• [What you need to do] Pictures appear in the records below; write out everything else exactly.
BEGIN Records to use
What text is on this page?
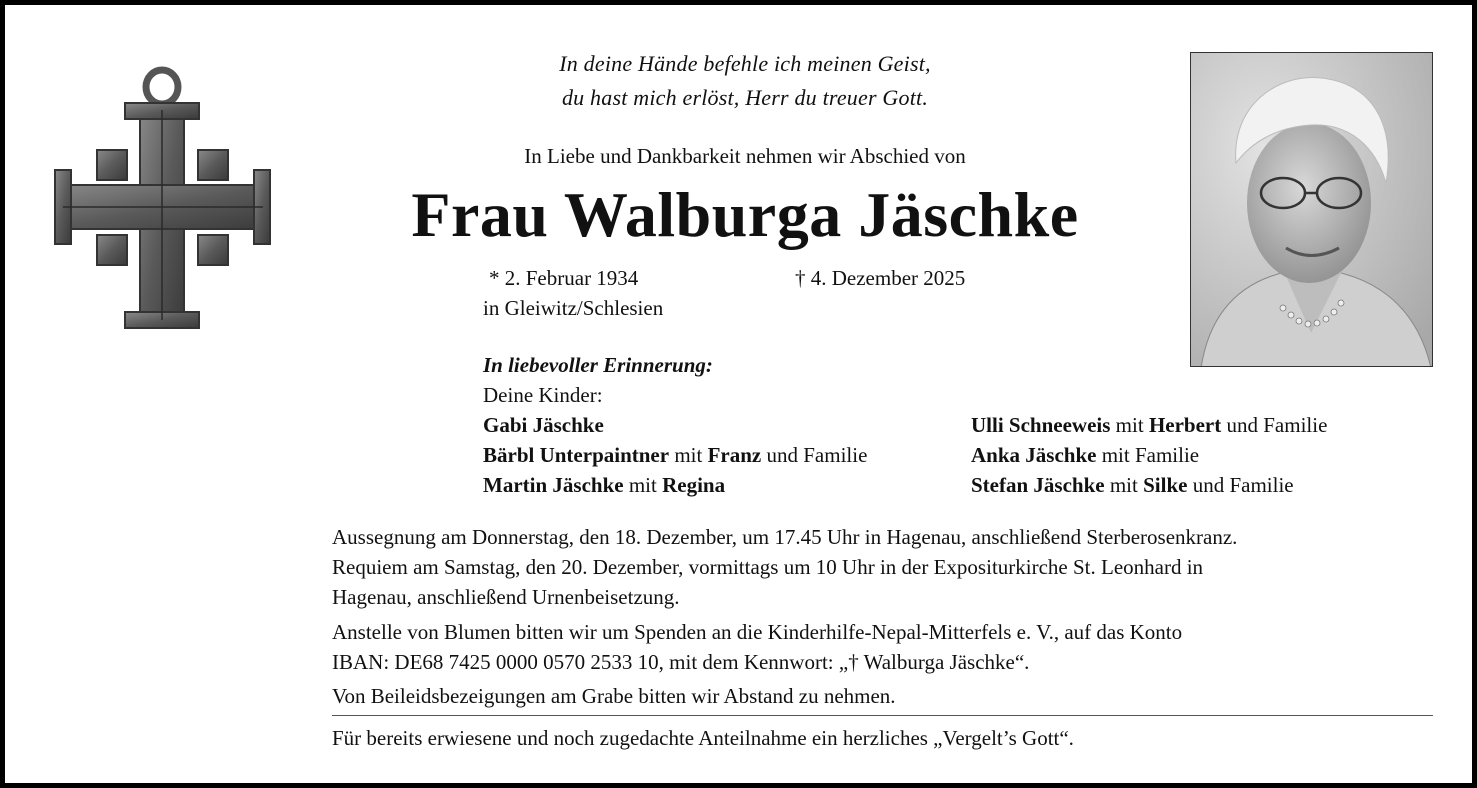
In deine Hände befehle ich meinen Geist,
du hast mich erlöst, Herr du treuer Gott.
In Liebe und Dankbarkeit nehmen wir Abschied von
Frau Walburga Jäschke
* 2. Februar 1934	† 4. Dezember 2025
in Gleiwitz/Schlesien
In liebevoller Erinnerung:
Deine Kinder:
Gabi Jäschke
Bärbl Unterpaintner mit Franz und Familie
Martin Jäschke mit Regina
Ulli Schneeweis mit Herbert und Familie
Anka Jäschke mit Familie
Stefan Jäschke mit Silke und Familie
Aussegnung am Donnerstag, den 18. Dezember, um 17.45 Uhr in Hagenau, anschließend Sterberosenkranz.
Requiem am Samstag, den 20. Dezember, vormittags um 10 Uhr in der Expositurkirche St. Leonhard in
Hagenau, anschließend Urnenbeisetzung.
Anstelle von Blumen bitten wir um Spenden an die Kinderhilfe-Nepal-Mitterfels e. V., auf das Konto
IBAN: DE68 7425 0000 0570 2533 10, mit dem Kennwort: „† Walburga Jäschke“.
Von Beileidsbezeigungen am Grabe bitten wir Abstand zu nehmen.
Für bereits erwiesene und noch zugedachte Anteilnahme ein herzliches „Vergelt’s Gott“.
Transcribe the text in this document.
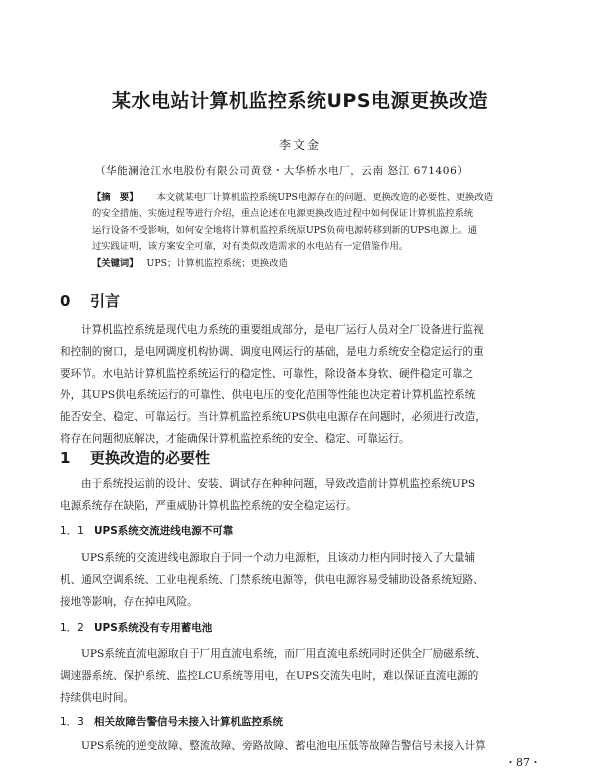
某水电站计算机监控系统UPS电源更换改造
李文金
（华能澜沧江水电股份有限公司黄登・大华桥水电厂，云南 怒江 671406）
【摘　要】 本文就某电厂计算机监控系统UPS电源存在的问题、更换改造的必要性、更换改造
的安全措施、实施过程等进行介绍，重点论述在电源更换改造过程中如何保证计算机监控系统
运行设备不受影响，如何安全地将计算机监控系统原UPS负荷电源转移到新的UPS电源上。通
过实践证明，该方案安全可靠，对有类似改造需求的水电站有一定借鉴作用。
【关键词】 UPS；计算机监控系统；更换改造
0 引言
计算机监控系统是现代电力系统的重要组成部分，是电厂运行人员对全厂设备进行监视
和控制的窗口，是电网调度机构协调、调度电网运行的基础，是电力系统安全稳定运行的重
要环节。水电站计算机监控系统运行的稳定性、可靠性，除设备本身软、硬件稳定可靠之
外，其UPS供电系统运行的可靠性、供电电压的变化范围等性能也决定着计算机监控系统
能否安全、稳定、可靠运行。当计算机监控系统UPS供电电源存在问题时，必须进行改造，
将存在问题彻底解决，才能确保计算机监控系统的安全、稳定、可靠运行。
1 更换改造的必要性
由于系统投运前的设计、安装、调试存在种种问题，导致改造前计算机监控系统UPS
电源系统存在缺陷，严重威胁计算机监控系统的安全稳定运行。
1．1 UPS系统交流进线电源不可靠
UPS系统的交流进线电源取自于同一个动力电源柜，且该动力柜内同时接入了大量辅
机、通风空调系统、工业电视系统、门禁系统电源等，供电电源容易受辅助设备系统短路、
接地等影响，存在掉电风险。
1．2 UPS系统没有专用蓄电池
UPS系统直流电源取自于厂用直流电系统，而厂用直流电系统同时还供全厂励磁系统、
调速器系统、保护系统、监控LCU系统等用电，在UPS交流失电时，难以保证直流电源的
持续供电时间。
1．3 相关故障告警信号未接入计算机监控系统
UPS系统的逆变故障、整流故障、旁路故障、蓄电池电压低等故障告警信号未接入计算
・87・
END Records to use
• [Exercise response]
What text is on this page?
In deine Hände befehle ich meinen Geist,
du hast mich erlöst, Herr du treuer Gott.
In Liebe und Dankbarkeit nehmen wir Abschied von
Frau Walburga Jäschke
* 2. Februar 1934	† 4. Dezember 2025
in Gleiwitz/Schlesien
In liebevoller Erinnerung:
Deine Kinder:
Gabi Jäschke
Bärbl Unterpaintner mit Franz und Familie
Martin Jäschke mit Regina
Ulli Schneeweis mit Herbert und Familie
Anka Jäschke mit Familie
Stefan Jäschke mit Silke und Familie
Aussegnung am Donnerstag, den 18. Dezember, um 17.45 Uhr in Hagenau, anschließend Sterberosenkranz.
Requiem am Samstag, den 20. Dezember, vormittags um 10 Uhr in der Expositurkirche St. Leonhard in
Hagenau, anschließend Urnenbeisetzung.
Anstelle von Blumen bitten wir um Spenden an die Kinderhilfe-Nepal-Mitterfels e. V., auf das Konto
IBAN: DE68 7425 0000 0570 2533 10, mit dem Kennwort: „† Walburga Jäschke“.
Von Beileidsbezeigungen am Grabe bitten wir Abstand zu nehmen.
Für bereits erwiesene und noch zugedachte Anteilnahme ein herzliches „Vergelt’s Gott“.
Transcribe the text in this document.
某水电站计算机监控系统UPS电源更换改造
李文金
（华能澜沧江水电股份有限公司黄登・大华桥水电厂，云南 怒江 671406）
【摘　要】 本文就某电厂计算机监控系统UPS电源存在的问题、更换改造的必要性、更换改造
的安全措施、实施过程等进行介绍，重点论述在电源更换改造过程中如何保证计算机监控系统
运行设备不受影响，如何安全地将计算机监控系统原UPS负荷电源转移到新的UPS电源上。通
过实践证明，该方案安全可靠，对有类似改造需求的水电站有一定借鉴作用。
【关键词】 UPS；计算机监控系统；更换改造
0 引言
计算机监控系统是现代电力系统的重要组成部分，是电厂运行人员对全厂设备进行监视
和控制的窗口，是电网调度机构协调、调度电网运行的基础，是电力系统安全稳定运行的重
要环节。水电站计算机监控系统运行的稳定性、可靠性，除设备本身软、硬件稳定可靠之
外，其UPS供电系统运行的可靠性、供电电压的变化范围等性能也决定着计算机监控系统
能否安全、稳定、可靠运行。当计算机监控系统UPS供电电源存在问题时，必须进行改造，
将存在问题彻底解决，才能确保计算机监控系统的安全、稳定、可靠运行。
1 更换改造的必要性
由于系统投运前的设计、安装、调试存在种种问题，导致改造前计算机监控系统UPS
电源系统存在缺陷，严重威胁计算机监控系统的安全稳定运行。
1．1 UPS系统交流进线电源不可靠
UPS系统的交流进线电源取自于同一个动力电源柜，且该动力柜内同时接入了大量辅
机、通风空调系统、工业电视系统、门禁系统电源等，供电电源容易受辅助设备系统短路、
接地等影响，存在掉电风险。
1．2 UPS系统没有专用蓄电池
UPS系统直流电源取自于厂用直流电系统，而厂用直流电系统同时还供全厂励磁系统、
调速器系统、保护系统、监控LCU系统等用电，在UPS交流失电时，难以保证直流电源的
持续供电时间。
1．3 相关故障告警信号未接入计算机监控系统
UPS系统的逆变故障、整流故障、旁路故障、蓄电池电压低等故障告警信号未接入计算
・87・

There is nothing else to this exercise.